• Requirements: Give the number of lines in the data that hold the word "UHRSD", and nothing else.

• Recorded data:
* BEGIN *

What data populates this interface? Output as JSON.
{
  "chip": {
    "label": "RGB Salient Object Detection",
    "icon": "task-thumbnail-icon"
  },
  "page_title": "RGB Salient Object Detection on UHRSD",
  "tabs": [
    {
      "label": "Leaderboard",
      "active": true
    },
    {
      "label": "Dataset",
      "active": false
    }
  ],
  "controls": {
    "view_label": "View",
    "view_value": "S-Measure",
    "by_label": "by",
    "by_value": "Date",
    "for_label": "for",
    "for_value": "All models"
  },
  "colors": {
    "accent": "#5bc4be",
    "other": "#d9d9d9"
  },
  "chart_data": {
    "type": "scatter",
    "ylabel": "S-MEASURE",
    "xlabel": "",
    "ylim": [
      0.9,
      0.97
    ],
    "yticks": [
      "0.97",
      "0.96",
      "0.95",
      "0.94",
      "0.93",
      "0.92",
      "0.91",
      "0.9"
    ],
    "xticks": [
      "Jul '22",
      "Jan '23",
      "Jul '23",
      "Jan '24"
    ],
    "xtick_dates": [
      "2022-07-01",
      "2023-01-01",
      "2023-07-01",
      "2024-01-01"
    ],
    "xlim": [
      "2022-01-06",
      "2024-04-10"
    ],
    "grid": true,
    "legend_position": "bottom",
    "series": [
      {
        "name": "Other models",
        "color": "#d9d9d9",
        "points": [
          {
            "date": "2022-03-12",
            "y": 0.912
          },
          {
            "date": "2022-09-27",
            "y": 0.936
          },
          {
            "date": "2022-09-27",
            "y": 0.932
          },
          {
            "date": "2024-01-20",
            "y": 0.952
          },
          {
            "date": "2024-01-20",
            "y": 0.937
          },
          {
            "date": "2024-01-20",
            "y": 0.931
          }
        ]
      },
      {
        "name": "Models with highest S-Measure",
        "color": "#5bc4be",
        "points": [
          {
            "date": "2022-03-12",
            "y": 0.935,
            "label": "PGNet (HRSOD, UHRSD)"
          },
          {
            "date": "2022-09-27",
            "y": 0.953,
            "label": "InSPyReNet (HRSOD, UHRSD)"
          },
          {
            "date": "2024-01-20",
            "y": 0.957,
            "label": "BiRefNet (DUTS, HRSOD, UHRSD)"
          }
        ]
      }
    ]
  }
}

* END *

• The response: 4